§ **WHAT YOU WILL DO**: From the entries below, work out the number of lines that hold the word "имущества", and give that number alone.

§ **RECORDS FOR THE EXERCISE**:
<<<<
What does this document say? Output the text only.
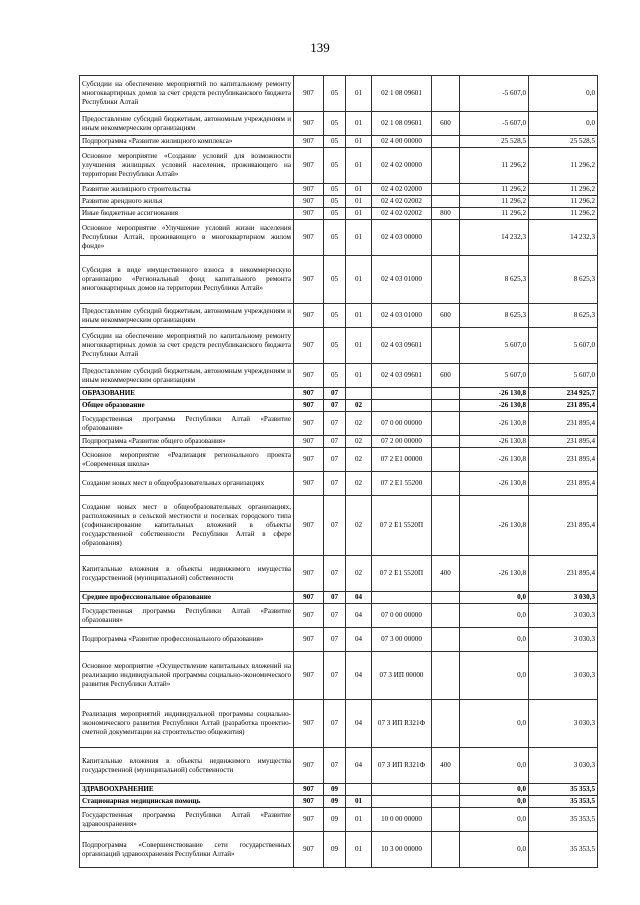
139
Субсидии на обеспечение мероприятий по капитальному ремонту многоквартирных домов за счет средств республиканского бюджета Республики Алтай	907	05	01	02 1 08 09601		-5 607,0	0,0
Предоставление субсидий бюджетным, автономным учреждениям и иным некоммерческим организациям	907	05	01	02 1 08 09601	600	-5 607,0	0,0
Подпрограмма «Развитие жилищного комплекса»	907	05	01	02 4 00 00000		25 528,5	25 528,5
Основное мероприятие «Создание условий для возможности улучшения жилищных условий населения, проживающего на территории Республики Алтай»	907	05	01	02 4 02 00000		11 296,2	11 296,2
Развитие жилищного строительства	907	05	01	02 4 02 02000		11 296,2	11 296,2
Развитие арендного жилья	907	05	01	02 4 02 02002		11 296,2	11 296,2
Иные бюджетные ассигнования	907	05	01	02 4 02 02002	800	11 296,2	11 296,2
Основное мероприятие «Улучшение условий жизни населения Республики Алтай, проживающего в многоквартирном жилом фонде»	907	05	01	02 4 03 00000		14 232,3	14 232,3
Субсидия в виде имущественного взноса в некоммерческую организацию «Региональный фонд капитального ремонта многоквартирных домов на территории Республики Алтай»	907	05	01	02 4 03 01000		8 625,3	8 625,3
Предоставление субсидий бюджетным, автономным учреждениям и иным некоммерческим организациям	907	05	01	02 4 03 01000	600	8 625,3	8 625,3
Субсидии на обеспечение мероприятий по капитальному ремонту многоквартирных домов за счет средств республиканского бюджета Республики Алтай	907	05	01	02 4 03 09601		5 607,0	5 607,0
Предоставление субсидий бюджетным, автономным учреждениям и иным некоммерческим организациям	907	05	01	02 4 03 09601	600	5 607,0	5 607,0
ОБРАЗОВАНИЕ	907	07				-26 130,8	234 925,7
Общее образование	907	07	02			-26 130,8	231 895,4
Государственная программа Республики Алтай «Развитие образования»	907	07	02	07 0 00 00000		-26 130,8	231 895,4
Подпрограмма «Развитие общего образования»	907	07	02	07 2 00 00000		-26 130,8	231 895,4
Основное мероприятие «Реализация регионального проекта «Современная школа»	907	07	02	07 2 E1 00000		-26 130,8	231 895,4
Создание новых мест в общеобразовательных организациях	907	07	02	07 2 E1 55200		-26 130,8	231 895,4
Создание новых мест в общеобразовательных организациях, расположенных в сельской местности и поселках городского типа (софинансирование капитальных вложений в объекты государственной собственности Республики Алтай в сфере образования)	907	07	02	07 2 E1 5520П		-26 130,8	231 895,4
Капитальные вложения в объекты недвижимого имущества государственной (муниципальной) собственности	907	07	02	07 2 E1 5520П	400	-26 130,8	231 895,4
Среднее профессиональное образование	907	07	04			0,0	3 030,3
Государственная программа Республики Алтай «Развитие образования»	907	07	04	07 0 00 00000		0,0	3 030,3
Подпрограмма «Развитие профессионального образования»	907	07	04	07 3 00 00000		0,0	3 030,3
Основное мероприятие «Осуществление капитальных вложений на реализацию индивидуальной программы социально-экономического развития Республики Алтай»	907	07	04	07 3 ИП 00000		0,0	3 030,3
Реализация мероприятий индивидуальной программы социально-экономического развития Республики Алтай (разработка проектно-сметной документации на строительство общежития)	907	07	04	07 3 ИП R321Ф		0,0	3 030,3
Капитальные вложения в объекты недвижимого имущества государственной (муниципальной) собственности	907	07	04	07 3 ИП R321Ф	400	0,0	3 030,3
ЗДРАВООХРАНЕНИЕ	907	09				0,0	35 353,5
Стационарная медицинская помощь	907	09	01			0,0	35 353,5
Государственная программа Республики Алтай «Развитие здравоохранения»	907	09	01	10 0 00 00000		0,0	35 353,5
Подпрограмма «Совершенствование сети государственных организаций здравоохранения Республики Алтай»	907	09	01	10 3 00 00000		0,0	35 353,5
>>>>
§ **COMPLETE ANSWER**: 2